[Records shown]
# # # #

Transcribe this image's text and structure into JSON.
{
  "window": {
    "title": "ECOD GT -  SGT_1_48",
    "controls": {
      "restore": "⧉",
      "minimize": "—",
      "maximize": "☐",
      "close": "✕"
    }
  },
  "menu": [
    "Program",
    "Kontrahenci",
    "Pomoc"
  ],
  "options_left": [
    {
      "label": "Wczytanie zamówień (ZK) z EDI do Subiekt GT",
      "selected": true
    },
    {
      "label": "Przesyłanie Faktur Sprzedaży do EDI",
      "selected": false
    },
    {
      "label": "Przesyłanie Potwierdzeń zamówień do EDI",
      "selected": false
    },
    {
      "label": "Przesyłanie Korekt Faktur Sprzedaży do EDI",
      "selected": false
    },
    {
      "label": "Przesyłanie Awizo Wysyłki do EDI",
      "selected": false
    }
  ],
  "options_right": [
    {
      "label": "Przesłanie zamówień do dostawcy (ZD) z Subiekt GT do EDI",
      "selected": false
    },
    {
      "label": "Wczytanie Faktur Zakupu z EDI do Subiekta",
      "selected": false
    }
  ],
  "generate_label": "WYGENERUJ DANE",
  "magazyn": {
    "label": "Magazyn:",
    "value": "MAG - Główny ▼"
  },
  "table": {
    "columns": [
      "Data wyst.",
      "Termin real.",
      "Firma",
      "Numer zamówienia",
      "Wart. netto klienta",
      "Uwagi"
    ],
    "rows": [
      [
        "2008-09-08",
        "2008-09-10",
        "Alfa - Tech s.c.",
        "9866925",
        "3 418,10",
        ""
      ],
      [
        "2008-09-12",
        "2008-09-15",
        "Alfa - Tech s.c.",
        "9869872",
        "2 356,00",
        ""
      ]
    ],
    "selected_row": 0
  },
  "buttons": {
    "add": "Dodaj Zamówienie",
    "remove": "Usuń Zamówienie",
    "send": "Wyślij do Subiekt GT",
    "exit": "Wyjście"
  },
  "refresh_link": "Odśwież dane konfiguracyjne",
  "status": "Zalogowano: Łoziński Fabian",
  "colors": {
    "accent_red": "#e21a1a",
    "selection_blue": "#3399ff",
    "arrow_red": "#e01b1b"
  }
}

# # # #

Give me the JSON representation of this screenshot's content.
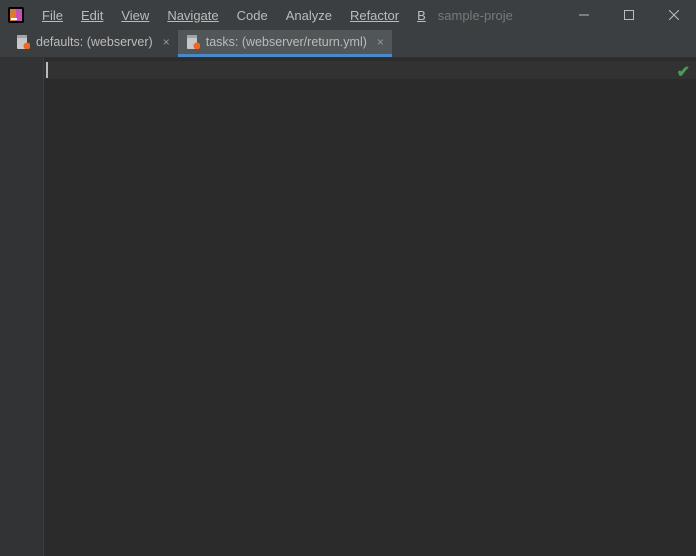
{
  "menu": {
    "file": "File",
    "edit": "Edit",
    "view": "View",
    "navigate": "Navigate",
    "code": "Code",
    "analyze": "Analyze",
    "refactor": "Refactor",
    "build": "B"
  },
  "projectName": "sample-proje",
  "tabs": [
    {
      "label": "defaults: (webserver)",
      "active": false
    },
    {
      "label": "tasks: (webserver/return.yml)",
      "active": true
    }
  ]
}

# # # #

[Problem to solve] From the data above, show each line that contains "JSON".

[The answer]
Transcribe this image's text and structure into JSON.
Give me the JSON representation of this screenshot's content.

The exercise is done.